=== Section Start ===
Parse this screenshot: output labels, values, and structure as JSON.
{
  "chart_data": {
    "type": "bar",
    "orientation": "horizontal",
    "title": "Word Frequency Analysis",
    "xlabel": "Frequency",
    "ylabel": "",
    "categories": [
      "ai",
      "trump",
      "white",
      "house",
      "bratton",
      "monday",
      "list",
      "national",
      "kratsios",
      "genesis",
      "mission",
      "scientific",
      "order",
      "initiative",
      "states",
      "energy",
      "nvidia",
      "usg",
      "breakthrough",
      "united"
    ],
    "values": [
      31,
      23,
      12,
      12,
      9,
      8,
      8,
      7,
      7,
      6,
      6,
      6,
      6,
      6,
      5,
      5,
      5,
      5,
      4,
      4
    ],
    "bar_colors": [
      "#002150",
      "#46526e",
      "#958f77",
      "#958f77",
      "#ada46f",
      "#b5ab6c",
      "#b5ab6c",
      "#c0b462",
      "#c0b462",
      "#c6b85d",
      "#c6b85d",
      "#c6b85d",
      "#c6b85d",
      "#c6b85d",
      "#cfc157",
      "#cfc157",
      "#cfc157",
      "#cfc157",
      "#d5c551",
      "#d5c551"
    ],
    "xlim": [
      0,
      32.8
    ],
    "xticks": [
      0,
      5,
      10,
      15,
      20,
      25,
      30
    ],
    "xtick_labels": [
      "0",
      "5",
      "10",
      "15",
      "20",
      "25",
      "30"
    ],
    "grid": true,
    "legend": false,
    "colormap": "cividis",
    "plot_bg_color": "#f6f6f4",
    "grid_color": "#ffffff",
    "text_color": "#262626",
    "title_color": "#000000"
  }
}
=== Section End ===
(To do) Every line in the data that holds the string "values" should be copied.

(Exercise result)
Parse this screenshot: output labels, values, and structure as JSON.
    "values": [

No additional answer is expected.